(Collection entries)

==*==

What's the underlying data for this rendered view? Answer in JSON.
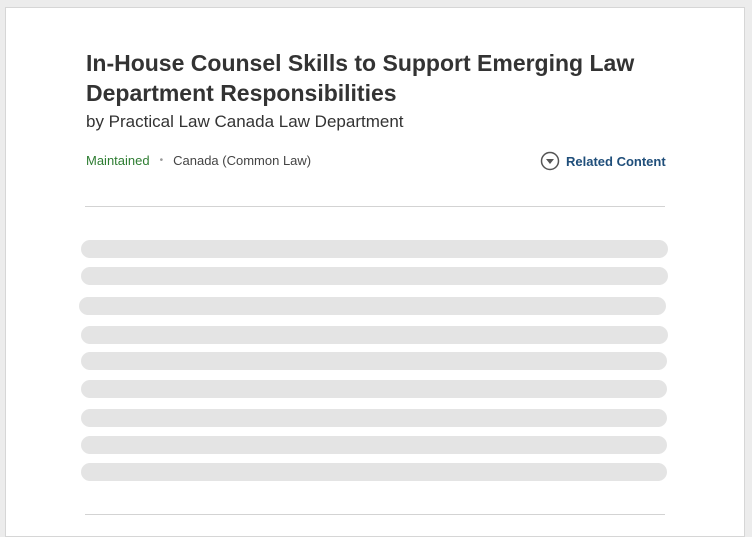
{
  "document": {
    "title": "In-House Counsel Skills to Support Emerging Law Department Responsibilities",
    "author": "by Practical Law Canada Law Department",
    "status": "Maintained",
    "separator": "•",
    "jurisdiction": "Canada (Common Law)",
    "related_content_label": "Related Content",
    "related_icon": "chevron-down-circle-icon"
  },
  "colors": {
    "status": "#2e7d32",
    "link": "#1f4e7a",
    "skeleton": "#e4e4e4"
  },
  "loading_placeholder_lines": 9
}
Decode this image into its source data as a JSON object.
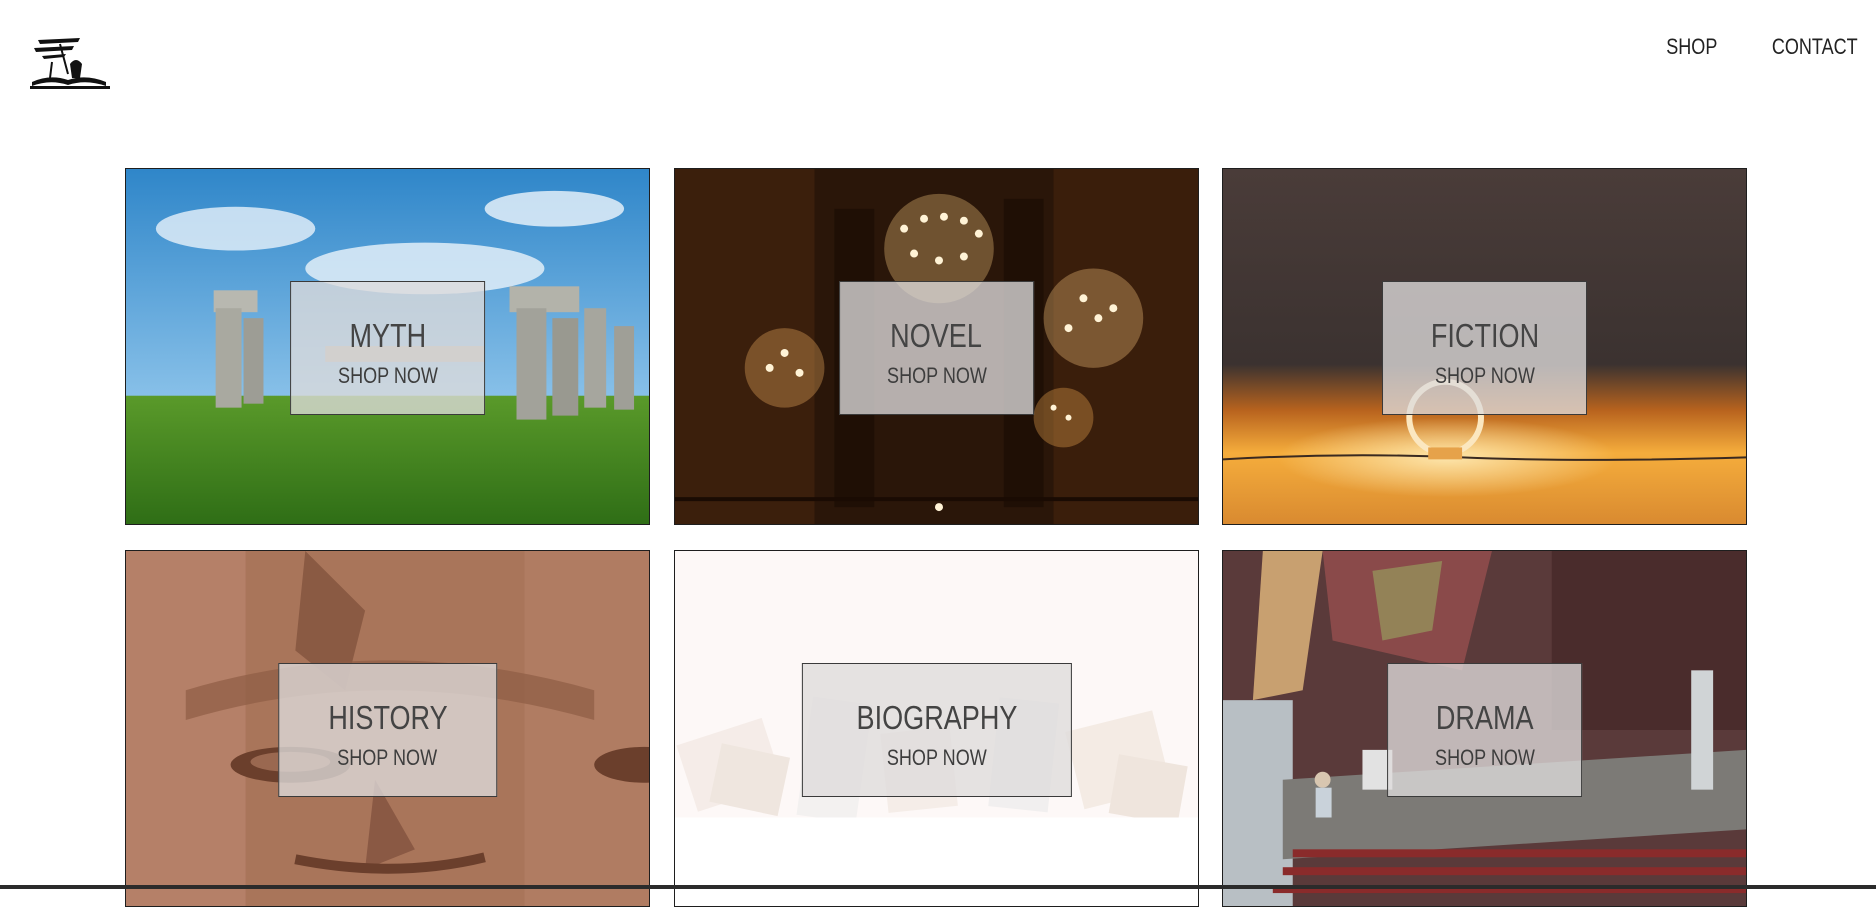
{
  "nav": {
    "items": [
      {
        "label": "SHOP"
      },
      {
        "label": "CONTACT"
      }
    ]
  },
  "tiles": [
    {
      "title": "MYTH",
      "cta": "SHOP NOW",
      "scene": "stonehenge"
    },
    {
      "title": "NOVEL",
      "cta": "SHOP NOW",
      "scene": "chandelier-hall"
    },
    {
      "title": "FICTION",
      "cta": "SHOP NOW",
      "scene": "glowing-ring-horizon"
    },
    {
      "title": "HISTORY",
      "cta": "SHOP NOW",
      "scene": "stone-pharaoh-face"
    },
    {
      "title": "BIOGRAPHY",
      "cta": "SHOP NOW",
      "scene": "scattered-open-books"
    },
    {
      "title": "DRAMA",
      "cta": "SHOP NOW",
      "scene": "theater-stage"
    }
  ],
  "icons": {
    "logo": "book-with-quills-logo-icon"
  }
}
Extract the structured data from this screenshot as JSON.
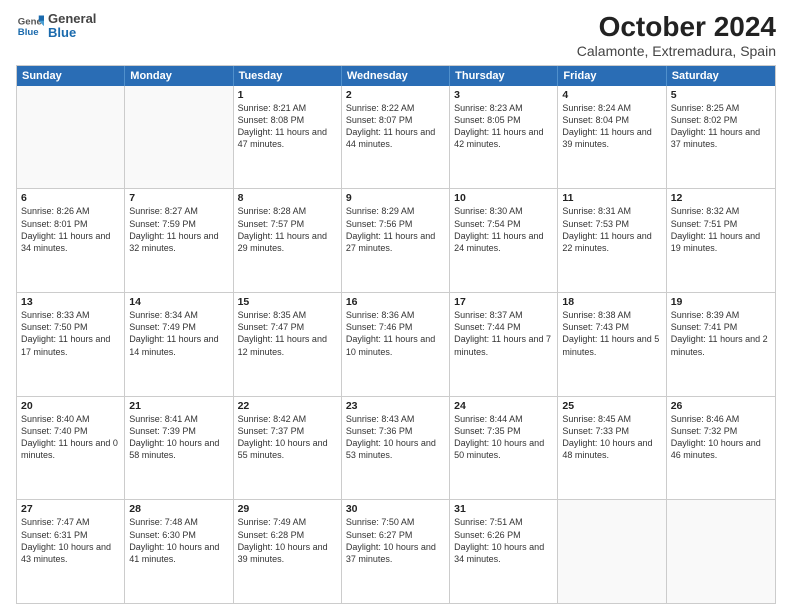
{
  "logo": {
    "general": "General",
    "blue": "Blue"
  },
  "title": "October 2024",
  "subtitle": "Calamonte, Extremadura, Spain",
  "days": [
    "Sunday",
    "Monday",
    "Tuesday",
    "Wednesday",
    "Thursday",
    "Friday",
    "Saturday"
  ],
  "weeks": [
    [
      {
        "day": "",
        "info": ""
      },
      {
        "day": "",
        "info": ""
      },
      {
        "day": "1",
        "info": "Sunrise: 8:21 AM\nSunset: 8:08 PM\nDaylight: 11 hours and 47 minutes."
      },
      {
        "day": "2",
        "info": "Sunrise: 8:22 AM\nSunset: 8:07 PM\nDaylight: 11 hours and 44 minutes."
      },
      {
        "day": "3",
        "info": "Sunrise: 8:23 AM\nSunset: 8:05 PM\nDaylight: 11 hours and 42 minutes."
      },
      {
        "day": "4",
        "info": "Sunrise: 8:24 AM\nSunset: 8:04 PM\nDaylight: 11 hours and 39 minutes."
      },
      {
        "day": "5",
        "info": "Sunrise: 8:25 AM\nSunset: 8:02 PM\nDaylight: 11 hours and 37 minutes."
      }
    ],
    [
      {
        "day": "6",
        "info": "Sunrise: 8:26 AM\nSunset: 8:01 PM\nDaylight: 11 hours and 34 minutes."
      },
      {
        "day": "7",
        "info": "Sunrise: 8:27 AM\nSunset: 7:59 PM\nDaylight: 11 hours and 32 minutes."
      },
      {
        "day": "8",
        "info": "Sunrise: 8:28 AM\nSunset: 7:57 PM\nDaylight: 11 hours and 29 minutes."
      },
      {
        "day": "9",
        "info": "Sunrise: 8:29 AM\nSunset: 7:56 PM\nDaylight: 11 hours and 27 minutes."
      },
      {
        "day": "10",
        "info": "Sunrise: 8:30 AM\nSunset: 7:54 PM\nDaylight: 11 hours and 24 minutes."
      },
      {
        "day": "11",
        "info": "Sunrise: 8:31 AM\nSunset: 7:53 PM\nDaylight: 11 hours and 22 minutes."
      },
      {
        "day": "12",
        "info": "Sunrise: 8:32 AM\nSunset: 7:51 PM\nDaylight: 11 hours and 19 minutes."
      }
    ],
    [
      {
        "day": "13",
        "info": "Sunrise: 8:33 AM\nSunset: 7:50 PM\nDaylight: 11 hours and 17 minutes."
      },
      {
        "day": "14",
        "info": "Sunrise: 8:34 AM\nSunset: 7:49 PM\nDaylight: 11 hours and 14 minutes."
      },
      {
        "day": "15",
        "info": "Sunrise: 8:35 AM\nSunset: 7:47 PM\nDaylight: 11 hours and 12 minutes."
      },
      {
        "day": "16",
        "info": "Sunrise: 8:36 AM\nSunset: 7:46 PM\nDaylight: 11 hours and 10 minutes."
      },
      {
        "day": "17",
        "info": "Sunrise: 8:37 AM\nSunset: 7:44 PM\nDaylight: 11 hours and 7 minutes."
      },
      {
        "day": "18",
        "info": "Sunrise: 8:38 AM\nSunset: 7:43 PM\nDaylight: 11 hours and 5 minutes."
      },
      {
        "day": "19",
        "info": "Sunrise: 8:39 AM\nSunset: 7:41 PM\nDaylight: 11 hours and 2 minutes."
      }
    ],
    [
      {
        "day": "20",
        "info": "Sunrise: 8:40 AM\nSunset: 7:40 PM\nDaylight: 11 hours and 0 minutes."
      },
      {
        "day": "21",
        "info": "Sunrise: 8:41 AM\nSunset: 7:39 PM\nDaylight: 10 hours and 58 minutes."
      },
      {
        "day": "22",
        "info": "Sunrise: 8:42 AM\nSunset: 7:37 PM\nDaylight: 10 hours and 55 minutes."
      },
      {
        "day": "23",
        "info": "Sunrise: 8:43 AM\nSunset: 7:36 PM\nDaylight: 10 hours and 53 minutes."
      },
      {
        "day": "24",
        "info": "Sunrise: 8:44 AM\nSunset: 7:35 PM\nDaylight: 10 hours and 50 minutes."
      },
      {
        "day": "25",
        "info": "Sunrise: 8:45 AM\nSunset: 7:33 PM\nDaylight: 10 hours and 48 minutes."
      },
      {
        "day": "26",
        "info": "Sunrise: 8:46 AM\nSunset: 7:32 PM\nDaylight: 10 hours and 46 minutes."
      }
    ],
    [
      {
        "day": "27",
        "info": "Sunrise: 7:47 AM\nSunset: 6:31 PM\nDaylight: 10 hours and 43 minutes."
      },
      {
        "day": "28",
        "info": "Sunrise: 7:48 AM\nSunset: 6:30 PM\nDaylight: 10 hours and 41 minutes."
      },
      {
        "day": "29",
        "info": "Sunrise: 7:49 AM\nSunset: 6:28 PM\nDaylight: 10 hours and 39 minutes."
      },
      {
        "day": "30",
        "info": "Sunrise: 7:50 AM\nSunset: 6:27 PM\nDaylight: 10 hours and 37 minutes."
      },
      {
        "day": "31",
        "info": "Sunrise: 7:51 AM\nSunset: 6:26 PM\nDaylight: 10 hours and 34 minutes."
      },
      {
        "day": "",
        "info": ""
      },
      {
        "day": "",
        "info": ""
      }
    ]
  ]
}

==*==

**Your task**
Set the listing down in full and exactly. Pictures within it should not appear in the copy.

**Correct result**
What's the underlying data for this rendered view? Answer in JSON.
{
  "document": {
    "title": "In-House Counsel Skills to Support Emerging Law Department Responsibilities",
    "author": "by Practical Law Canada Law Department",
    "status": "Maintained",
    "separator": "•",
    "jurisdiction": "Canada (Common Law)",
    "related_content_label": "Related Content",
    "related_icon": "chevron-down-circle-icon"
  },
  "colors": {
    "status": "#2e7d32",
    "link": "#1f4e7a",
    "skeleton": "#e4e4e4"
  },
  "loading_placeholder_lines": 9
}
Decode this image into its source data as a JSON object.
{
  "nav": {
    "items": [
      {
        "label": "SHOP"
      },
      {
        "label": "CONTACT"
      }
    ]
  },
  "tiles": [
    {
      "title": "MYTH",
      "cta": "SHOP NOW",
      "scene": "stonehenge"
    },
    {
      "title": "NOVEL",
      "cta": "SHOP NOW",
      "scene": "chandelier-hall"
    },
    {
      "title": "FICTION",
      "cta": "SHOP NOW",
      "scene": "glowing-ring-horizon"
    },
    {
      "title": "HISTORY",
      "cta": "SHOP NOW",
      "scene": "stone-pharaoh-face"
    },
    {
      "title": "BIOGRAPHY",
      "cta": "SHOP NOW",
      "scene": "scattered-open-books"
    },
    {
      "title": "DRAMA",
      "cta": "SHOP NOW",
      "scene": "theater-stage"
    }
  ],
  "icons": {
    "logo": "book-with-quills-logo-icon"
  }
}
Extract the structured data from this screenshot as JSON.
{
  "logo": {
    "general": "General",
    "blue": "Blue"
  },
  "title": "October 2024",
  "subtitle": "Calamonte, Extremadura, Spain",
  "days": [
    "Sunday",
    "Monday",
    "Tuesday",
    "Wednesday",
    "Thursday",
    "Friday",
    "Saturday"
  ],
  "weeks": [
    [
      {
        "day": "",
        "info": ""
      },
      {
        "day": "",
        "info": ""
      },
      {
        "day": "1",
        "info": "Sunrise: 8:21 AM\nSunset: 8:08 PM\nDaylight: 11 hours and 47 minutes."
      },
      {
        "day": "2",
        "info": "Sunrise: 8:22 AM\nSunset: 8:07 PM\nDaylight: 11 hours and 44 minutes."
      },
      {
        "day": "3",
        "info": "Sunrise: 8:23 AM\nSunset: 8:05 PM\nDaylight: 11 hours and 42 minutes."
      },
      {
        "day": "4",
        "info": "Sunrise: 8:24 AM\nSunset: 8:04 PM\nDaylight: 11 hours and 39 minutes."
      },
      {
        "day": "5",
        "info": "Sunrise: 8:25 AM\nSunset: 8:02 PM\nDaylight: 11 hours and 37 minutes."
      }
    ],
    [
      {
        "day": "6",
        "info": "Sunrise: 8:26 AM\nSunset: 8:01 PM\nDaylight: 11 hours and 34 minutes."
      },
      {
        "day": "7",
        "info": "Sunrise: 8:27 AM\nSunset: 7:59 PM\nDaylight: 11 hours and 32 minutes."
      },
      {
        "day": "8",
        "info": "Sunrise: 8:28 AM\nSunset: 7:57 PM\nDaylight: 11 hours and 29 minutes."
      },
      {
        "day": "9",
        "info": "Sunrise: 8:29 AM\nSunset: 7:56 PM\nDaylight: 11 hours and 27 minutes."
      },
      {
        "day": "10",
        "info": "Sunrise: 8:30 AM\nSunset: 7:54 PM\nDaylight: 11 hours and 24 minutes."
      },
      {
        "day": "11",
        "info": "Sunrise: 8:31 AM\nSunset: 7:53 PM\nDaylight: 11 hours and 22 minutes."
      },
      {
        "day": "12",
        "info": "Sunrise: 8:32 AM\nSunset: 7:51 PM\nDaylight: 11 hours and 19 minutes."
      }
    ],
    [
      {
        "day": "13",
        "info": "Sunrise: 8:33 AM\nSunset: 7:50 PM\nDaylight: 11 hours and 17 minutes."
      },
      {
        "day": "14",
        "info": "Sunrise: 8:34 AM\nSunset: 7:49 PM\nDaylight: 11 hours and 14 minutes."
      },
      {
        "day": "15",
        "info": "Sunrise: 8:35 AM\nSunset: 7:47 PM\nDaylight: 11 hours and 12 minutes."
      },
      {
        "day": "16",
        "info": "Sunrise: 8:36 AM\nSunset: 7:46 PM\nDaylight: 11 hours and 10 minutes."
      },
      {
        "day": "17",
        "info": "Sunrise: 8:37 AM\nSunset: 7:44 PM\nDaylight: 11 hours and 7 minutes."
      },
      {
        "day": "18",
        "info": "Sunrise: 8:38 AM\nSunset: 7:43 PM\nDaylight: 11 hours and 5 minutes."
      },
      {
        "day": "19",
        "info": "Sunrise: 8:39 AM\nSunset: 7:41 PM\nDaylight: 11 hours and 2 minutes."
      }
    ],
    [
      {
        "day": "20",
        "info": "Sunrise: 8:40 AM\nSunset: 7:40 PM\nDaylight: 11 hours and 0 minutes."
      },
      {
        "day": "21",
        "info": "Sunrise: 8:41 AM\nSunset: 7:39 PM\nDaylight: 10 hours and 58 minutes."
      },
      {
        "day": "22",
        "info": "Sunrise: 8:42 AM\nSunset: 7:37 PM\nDaylight: 10 hours and 55 minutes."
      },
      {
        "day": "23",
        "info": "Sunrise: 8:43 AM\nSunset: 7:36 PM\nDaylight: 10 hours and 53 minutes."
      },
      {
        "day": "24",
        "info": "Sunrise: 8:44 AM\nSunset: 7:35 PM\nDaylight: 10 hours and 50 minutes."
      },
      {
        "day": "25",
        "info": "Sunrise: 8:45 AM\nSunset: 7:33 PM\nDaylight: 10 hours and 48 minutes."
      },
      {
        "day": "26",
        "info": "Sunrise: 8:46 AM\nSunset: 7:32 PM\nDaylight: 10 hours and 46 minutes."
      }
    ],
    [
      {
        "day": "27",
        "info": "Sunrise: 7:47 AM\nSunset: 6:31 PM\nDaylight: 10 hours and 43 minutes."
      },
      {
        "day": "28",
        "info": "Sunrise: 7:48 AM\nSunset: 6:30 PM\nDaylight: 10 hours and 41 minutes."
      },
      {
        "day": "29",
        "info": "Sunrise: 7:49 AM\nSunset: 6:28 PM\nDaylight: 10 hours and 39 minutes."
      },
      {
        "day": "30",
        "info": "Sunrise: 7:50 AM\nSunset: 6:27 PM\nDaylight: 10 hours and 37 minutes."
      },
      {
        "day": "31",
        "info": "Sunrise: 7:51 AM\nSunset: 6:26 PM\nDaylight: 10 hours and 34 minutes."
      },
      {
        "day": "",
        "info": ""
      },
      {
        "day": "",
        "info": ""
      }
    ]
  ]
}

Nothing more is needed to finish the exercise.